● **Goal**
Output the lines below verbatim, beginning with the line that contains "point-class-4 [756, 137, 759, 140]" and ending after the line that contains "point-class-7 [304, 195, 307, 198]", with both of those lines included.

>> BEGIN Information supplied

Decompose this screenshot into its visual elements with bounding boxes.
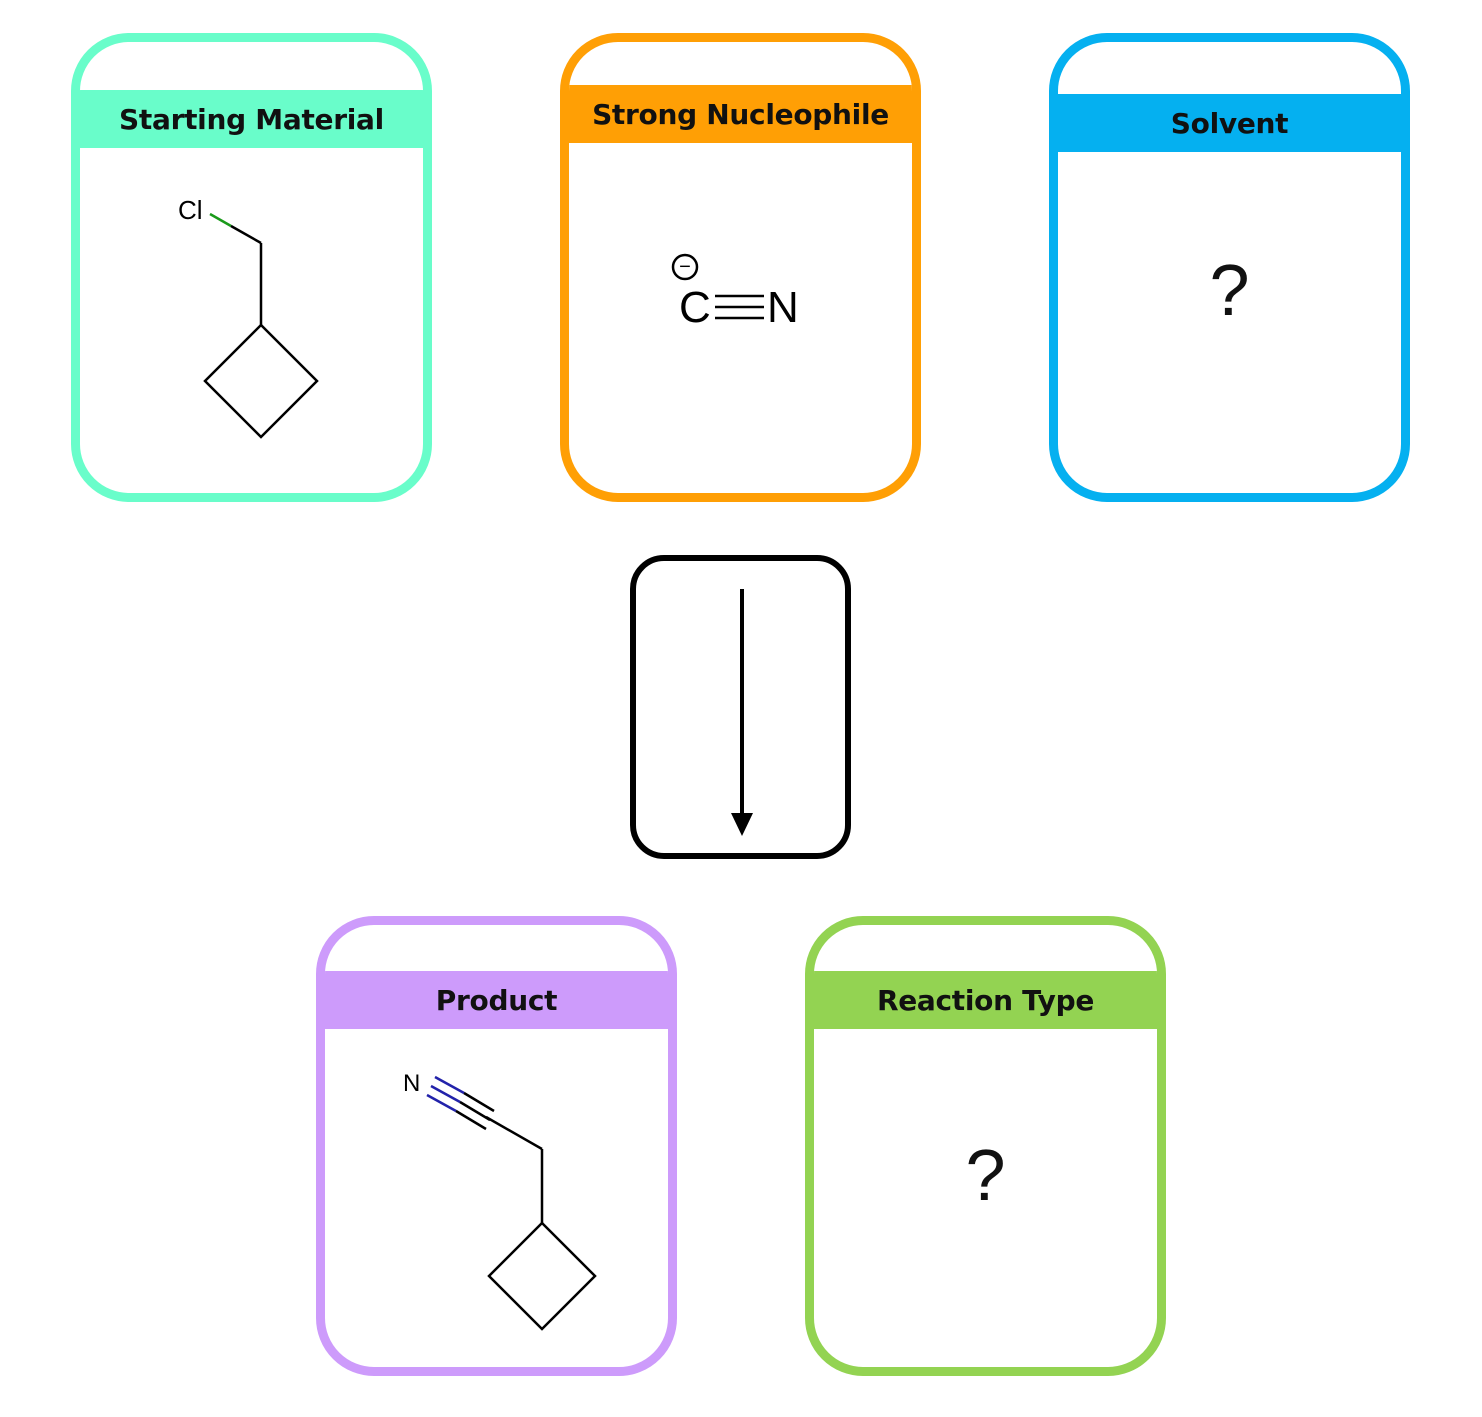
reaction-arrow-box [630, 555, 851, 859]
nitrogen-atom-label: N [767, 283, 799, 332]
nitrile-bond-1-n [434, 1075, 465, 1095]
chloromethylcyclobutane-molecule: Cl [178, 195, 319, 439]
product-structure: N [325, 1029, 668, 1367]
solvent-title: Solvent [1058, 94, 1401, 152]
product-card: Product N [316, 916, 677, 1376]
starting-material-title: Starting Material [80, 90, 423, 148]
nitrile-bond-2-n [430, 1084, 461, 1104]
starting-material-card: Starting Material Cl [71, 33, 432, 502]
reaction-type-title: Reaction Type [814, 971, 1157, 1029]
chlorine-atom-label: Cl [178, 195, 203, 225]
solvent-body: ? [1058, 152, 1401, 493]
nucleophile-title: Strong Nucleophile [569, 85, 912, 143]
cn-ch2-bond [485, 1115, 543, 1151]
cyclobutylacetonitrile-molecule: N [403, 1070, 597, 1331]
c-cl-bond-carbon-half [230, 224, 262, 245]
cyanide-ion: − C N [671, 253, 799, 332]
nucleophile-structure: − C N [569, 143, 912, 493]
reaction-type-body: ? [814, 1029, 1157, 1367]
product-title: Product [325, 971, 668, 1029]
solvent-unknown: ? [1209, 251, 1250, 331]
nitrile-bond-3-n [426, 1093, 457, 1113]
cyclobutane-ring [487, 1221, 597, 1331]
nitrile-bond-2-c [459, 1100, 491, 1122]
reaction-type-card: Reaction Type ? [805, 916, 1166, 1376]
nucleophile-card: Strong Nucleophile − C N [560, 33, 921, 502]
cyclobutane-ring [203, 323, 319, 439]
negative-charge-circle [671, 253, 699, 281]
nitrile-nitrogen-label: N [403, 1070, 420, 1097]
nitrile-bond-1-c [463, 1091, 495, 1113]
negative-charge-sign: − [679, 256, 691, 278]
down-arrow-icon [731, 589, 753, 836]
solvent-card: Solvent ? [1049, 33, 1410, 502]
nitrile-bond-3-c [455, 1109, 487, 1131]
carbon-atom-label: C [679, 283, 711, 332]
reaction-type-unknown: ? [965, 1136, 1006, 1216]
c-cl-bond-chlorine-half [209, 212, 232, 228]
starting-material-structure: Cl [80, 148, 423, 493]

>> END Information supplied
>> BEGIN Information supplied

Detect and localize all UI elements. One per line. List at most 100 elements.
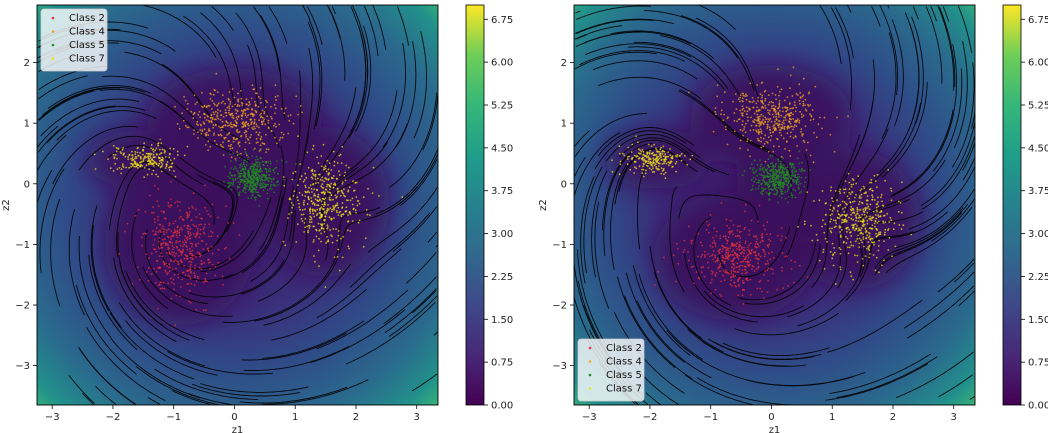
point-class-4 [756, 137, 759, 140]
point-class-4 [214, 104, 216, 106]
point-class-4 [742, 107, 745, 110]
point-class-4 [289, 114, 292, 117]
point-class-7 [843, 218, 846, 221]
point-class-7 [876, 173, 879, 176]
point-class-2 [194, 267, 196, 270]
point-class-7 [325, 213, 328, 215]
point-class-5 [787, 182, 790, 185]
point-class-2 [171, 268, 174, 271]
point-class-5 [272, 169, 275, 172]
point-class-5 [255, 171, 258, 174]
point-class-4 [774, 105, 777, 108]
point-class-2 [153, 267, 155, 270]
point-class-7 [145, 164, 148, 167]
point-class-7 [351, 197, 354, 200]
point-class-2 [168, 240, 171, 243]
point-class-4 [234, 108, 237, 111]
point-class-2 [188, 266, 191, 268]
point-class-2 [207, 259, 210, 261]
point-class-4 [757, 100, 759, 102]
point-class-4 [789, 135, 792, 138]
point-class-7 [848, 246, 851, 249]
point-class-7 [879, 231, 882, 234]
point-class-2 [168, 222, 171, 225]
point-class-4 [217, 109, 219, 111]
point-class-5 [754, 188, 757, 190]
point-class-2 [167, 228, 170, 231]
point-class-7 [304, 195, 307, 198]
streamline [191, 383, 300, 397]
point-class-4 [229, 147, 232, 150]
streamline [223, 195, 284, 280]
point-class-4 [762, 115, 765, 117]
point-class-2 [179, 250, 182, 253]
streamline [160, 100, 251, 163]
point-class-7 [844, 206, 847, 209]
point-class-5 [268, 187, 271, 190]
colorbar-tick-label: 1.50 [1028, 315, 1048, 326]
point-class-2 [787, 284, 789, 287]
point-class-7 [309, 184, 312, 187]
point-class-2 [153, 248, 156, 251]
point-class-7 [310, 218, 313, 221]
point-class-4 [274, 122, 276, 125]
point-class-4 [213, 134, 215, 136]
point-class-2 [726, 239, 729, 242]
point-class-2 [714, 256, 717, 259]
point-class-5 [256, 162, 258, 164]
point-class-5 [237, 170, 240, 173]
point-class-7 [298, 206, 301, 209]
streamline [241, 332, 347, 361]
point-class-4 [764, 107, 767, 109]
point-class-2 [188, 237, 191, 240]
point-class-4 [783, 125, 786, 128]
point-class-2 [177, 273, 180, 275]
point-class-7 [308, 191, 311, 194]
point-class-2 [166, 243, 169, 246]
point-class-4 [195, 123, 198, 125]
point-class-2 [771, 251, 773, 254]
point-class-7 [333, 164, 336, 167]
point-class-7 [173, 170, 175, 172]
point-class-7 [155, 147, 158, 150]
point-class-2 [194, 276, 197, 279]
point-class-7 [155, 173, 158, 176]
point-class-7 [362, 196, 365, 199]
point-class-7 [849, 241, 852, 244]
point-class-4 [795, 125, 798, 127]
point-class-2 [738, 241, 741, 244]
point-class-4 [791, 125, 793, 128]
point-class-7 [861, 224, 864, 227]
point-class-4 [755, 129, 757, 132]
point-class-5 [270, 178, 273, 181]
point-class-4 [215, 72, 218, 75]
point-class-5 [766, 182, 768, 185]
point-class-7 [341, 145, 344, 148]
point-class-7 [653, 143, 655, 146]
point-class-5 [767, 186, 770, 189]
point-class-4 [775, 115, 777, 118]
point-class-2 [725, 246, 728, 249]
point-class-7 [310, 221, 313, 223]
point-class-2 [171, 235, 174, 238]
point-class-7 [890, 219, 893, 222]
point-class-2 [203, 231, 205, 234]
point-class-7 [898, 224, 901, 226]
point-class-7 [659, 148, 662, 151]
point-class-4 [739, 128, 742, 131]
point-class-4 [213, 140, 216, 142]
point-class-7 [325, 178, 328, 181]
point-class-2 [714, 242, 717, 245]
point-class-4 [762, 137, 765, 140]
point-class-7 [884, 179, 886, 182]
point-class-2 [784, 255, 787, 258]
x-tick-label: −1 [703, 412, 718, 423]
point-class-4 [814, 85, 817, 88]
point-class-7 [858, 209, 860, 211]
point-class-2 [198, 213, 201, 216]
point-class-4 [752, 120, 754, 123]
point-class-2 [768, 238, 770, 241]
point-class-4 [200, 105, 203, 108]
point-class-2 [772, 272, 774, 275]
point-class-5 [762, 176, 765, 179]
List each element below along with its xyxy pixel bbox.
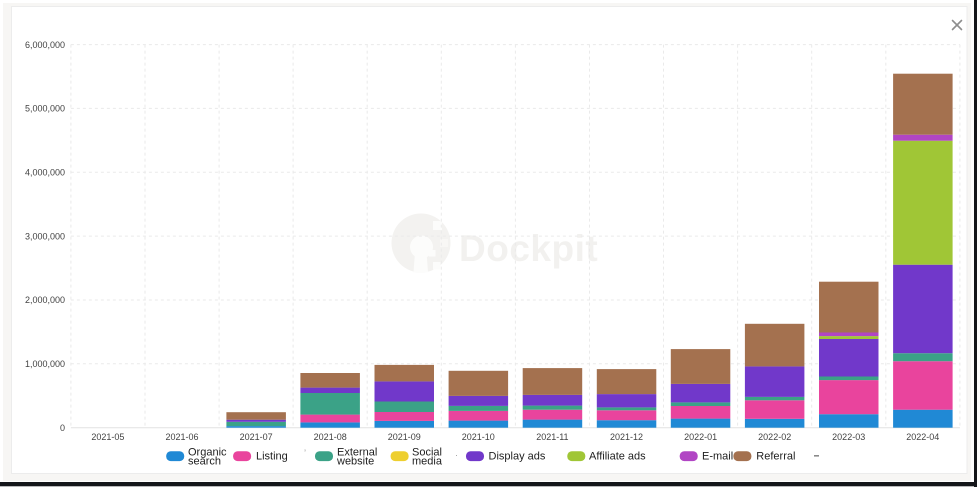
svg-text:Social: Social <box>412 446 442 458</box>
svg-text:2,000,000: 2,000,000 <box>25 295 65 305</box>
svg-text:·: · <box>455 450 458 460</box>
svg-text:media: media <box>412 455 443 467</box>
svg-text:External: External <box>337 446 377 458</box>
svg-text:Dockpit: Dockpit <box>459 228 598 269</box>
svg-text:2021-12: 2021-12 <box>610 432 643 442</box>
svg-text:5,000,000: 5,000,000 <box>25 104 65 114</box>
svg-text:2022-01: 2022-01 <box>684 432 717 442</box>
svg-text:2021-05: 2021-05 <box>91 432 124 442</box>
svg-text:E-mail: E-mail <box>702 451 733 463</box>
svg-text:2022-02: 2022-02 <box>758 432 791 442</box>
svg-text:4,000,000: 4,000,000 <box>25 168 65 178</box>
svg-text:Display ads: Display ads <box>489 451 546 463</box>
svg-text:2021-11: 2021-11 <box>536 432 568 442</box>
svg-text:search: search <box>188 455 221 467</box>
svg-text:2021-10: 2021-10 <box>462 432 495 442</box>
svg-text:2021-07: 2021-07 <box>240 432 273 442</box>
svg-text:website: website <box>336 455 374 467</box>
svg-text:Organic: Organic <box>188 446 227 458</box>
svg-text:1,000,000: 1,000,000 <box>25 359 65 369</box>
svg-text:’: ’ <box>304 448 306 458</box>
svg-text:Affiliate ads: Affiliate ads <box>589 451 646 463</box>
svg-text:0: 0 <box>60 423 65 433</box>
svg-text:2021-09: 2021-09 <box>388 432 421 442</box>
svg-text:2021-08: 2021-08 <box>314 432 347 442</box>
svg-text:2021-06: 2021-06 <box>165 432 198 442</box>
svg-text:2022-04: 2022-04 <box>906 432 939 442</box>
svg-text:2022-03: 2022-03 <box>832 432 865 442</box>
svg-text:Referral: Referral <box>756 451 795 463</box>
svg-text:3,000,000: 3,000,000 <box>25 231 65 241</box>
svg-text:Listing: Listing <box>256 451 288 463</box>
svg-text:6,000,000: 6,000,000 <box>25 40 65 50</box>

>> END Information supplied

● **Task output**
point-class-4 [756, 137, 759, 140]
point-class-4 [214, 104, 216, 106]
point-class-4 [742, 107, 745, 110]
point-class-4 [289, 114, 292, 117]
point-class-7 [843, 218, 846, 221]
point-class-7 [876, 173, 879, 176]
point-class-2 [194, 267, 196, 270]
point-class-7 [325, 213, 328, 215]
point-class-5 [787, 182, 790, 185]
point-class-2 [171, 268, 174, 271]
point-class-5 [272, 169, 275, 172]
point-class-5 [255, 171, 258, 174]
point-class-4 [774, 105, 777, 108]
point-class-2 [153, 267, 155, 270]
point-class-7 [145, 164, 148, 167]
point-class-7 [351, 197, 354, 200]
point-class-2 [168, 240, 171, 243]
point-class-4 [234, 108, 237, 111]
point-class-2 [188, 266, 191, 268]
point-class-2 [207, 259, 210, 261]
point-class-4 [757, 100, 759, 102]
point-class-4 [789, 135, 792, 138]
point-class-7 [848, 246, 851, 249]
point-class-7 [879, 231, 882, 234]
point-class-2 [168, 222, 171, 225]
point-class-4 [217, 109, 219, 111]
point-class-5 [754, 188, 757, 190]
point-class-2 [167, 228, 170, 231]
point-class-7 [304, 195, 307, 198]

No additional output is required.